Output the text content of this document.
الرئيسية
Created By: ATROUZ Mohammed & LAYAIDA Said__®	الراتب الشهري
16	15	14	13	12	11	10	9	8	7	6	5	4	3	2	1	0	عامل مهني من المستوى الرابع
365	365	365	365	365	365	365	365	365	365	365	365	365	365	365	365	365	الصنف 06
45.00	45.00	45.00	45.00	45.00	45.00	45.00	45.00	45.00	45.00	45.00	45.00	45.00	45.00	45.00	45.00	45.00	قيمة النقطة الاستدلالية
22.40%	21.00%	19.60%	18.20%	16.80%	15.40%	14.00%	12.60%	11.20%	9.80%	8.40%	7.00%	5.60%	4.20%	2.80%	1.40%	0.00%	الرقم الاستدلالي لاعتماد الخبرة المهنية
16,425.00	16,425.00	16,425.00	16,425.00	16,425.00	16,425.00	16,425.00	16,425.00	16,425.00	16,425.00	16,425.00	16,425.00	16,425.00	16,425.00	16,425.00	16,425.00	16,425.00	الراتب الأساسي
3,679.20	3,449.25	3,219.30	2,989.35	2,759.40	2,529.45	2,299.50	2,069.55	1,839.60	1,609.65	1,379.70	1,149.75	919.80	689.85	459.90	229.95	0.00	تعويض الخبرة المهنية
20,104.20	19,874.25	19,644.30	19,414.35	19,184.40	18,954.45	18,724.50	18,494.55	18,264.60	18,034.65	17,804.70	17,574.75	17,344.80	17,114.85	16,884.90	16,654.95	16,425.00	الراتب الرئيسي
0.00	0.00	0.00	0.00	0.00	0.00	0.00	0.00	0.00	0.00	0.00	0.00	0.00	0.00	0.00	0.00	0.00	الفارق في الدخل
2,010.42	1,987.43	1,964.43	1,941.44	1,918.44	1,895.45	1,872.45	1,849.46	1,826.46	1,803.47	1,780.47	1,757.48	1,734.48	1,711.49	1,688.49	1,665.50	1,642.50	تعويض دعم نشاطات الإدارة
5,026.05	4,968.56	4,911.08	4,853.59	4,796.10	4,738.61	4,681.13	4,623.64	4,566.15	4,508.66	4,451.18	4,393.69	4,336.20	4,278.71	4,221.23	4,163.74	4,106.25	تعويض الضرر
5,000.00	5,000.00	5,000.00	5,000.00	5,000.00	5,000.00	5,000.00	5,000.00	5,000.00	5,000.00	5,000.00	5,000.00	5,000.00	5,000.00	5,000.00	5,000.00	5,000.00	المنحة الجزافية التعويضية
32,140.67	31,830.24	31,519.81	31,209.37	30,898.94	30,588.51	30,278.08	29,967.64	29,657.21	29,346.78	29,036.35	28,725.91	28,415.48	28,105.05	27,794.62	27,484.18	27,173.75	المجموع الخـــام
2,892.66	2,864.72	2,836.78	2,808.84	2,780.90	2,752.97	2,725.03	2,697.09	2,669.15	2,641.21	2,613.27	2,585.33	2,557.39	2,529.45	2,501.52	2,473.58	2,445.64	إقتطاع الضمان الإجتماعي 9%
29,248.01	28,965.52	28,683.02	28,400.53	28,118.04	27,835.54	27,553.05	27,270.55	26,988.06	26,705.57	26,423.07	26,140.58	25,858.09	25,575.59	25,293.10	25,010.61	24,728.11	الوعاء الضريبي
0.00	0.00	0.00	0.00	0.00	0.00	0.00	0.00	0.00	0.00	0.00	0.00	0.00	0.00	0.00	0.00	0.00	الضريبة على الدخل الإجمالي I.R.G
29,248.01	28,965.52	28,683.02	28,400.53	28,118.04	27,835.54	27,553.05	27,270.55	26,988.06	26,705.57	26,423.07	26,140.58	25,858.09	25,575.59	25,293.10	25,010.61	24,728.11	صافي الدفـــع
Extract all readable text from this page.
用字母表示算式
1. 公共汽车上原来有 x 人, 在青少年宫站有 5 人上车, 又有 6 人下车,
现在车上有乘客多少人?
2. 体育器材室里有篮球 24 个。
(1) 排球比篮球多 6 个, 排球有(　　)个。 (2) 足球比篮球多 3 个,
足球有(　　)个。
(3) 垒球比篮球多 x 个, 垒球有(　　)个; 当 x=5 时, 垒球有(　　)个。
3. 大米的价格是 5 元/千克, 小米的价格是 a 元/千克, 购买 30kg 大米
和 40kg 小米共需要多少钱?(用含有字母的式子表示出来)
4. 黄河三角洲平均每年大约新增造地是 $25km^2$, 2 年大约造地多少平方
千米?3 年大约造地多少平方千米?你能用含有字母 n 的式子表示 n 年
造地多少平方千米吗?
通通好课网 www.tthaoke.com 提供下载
........
* What is needed
Retype, exactly and only, the lines running from the one with "Extract all readable text from this page." through the final line of the listing above.

* Worked answer
Extract all readable text from this page.
用字母表示算式
1. 公共汽车上原来有 x 人, 在青少年宫站有 5 人上车, 又有 6 人下车,
现在车上有乘客多少人?
2. 体育器材室里有篮球 24 个。
(1) 排球比篮球多 6 个, 排球有(　　)个。 (2) 足球比篮球多 3 个,
足球有(　　)个。
(3) 垒球比篮球多 x 个, 垒球有(　　)个; 当 x=5 时, 垒球有(　　)个。
3. 大米的价格是 5 元/千克, 小米的价格是 a 元/千克, 购买 30kg 大米
和 40kg 小米共需要多少钱?(用含有字母的式子表示出来)
4. 黄河三角洲平均每年大约新增造地是 $25km^2$, 2 年大约造地多少平方
千米?3 年大约造地多少平方千米?你能用含有字母 n 的式子表示 n 年
造地多少平方千米吗?
通通好课网 www.tthaoke.com 提供下载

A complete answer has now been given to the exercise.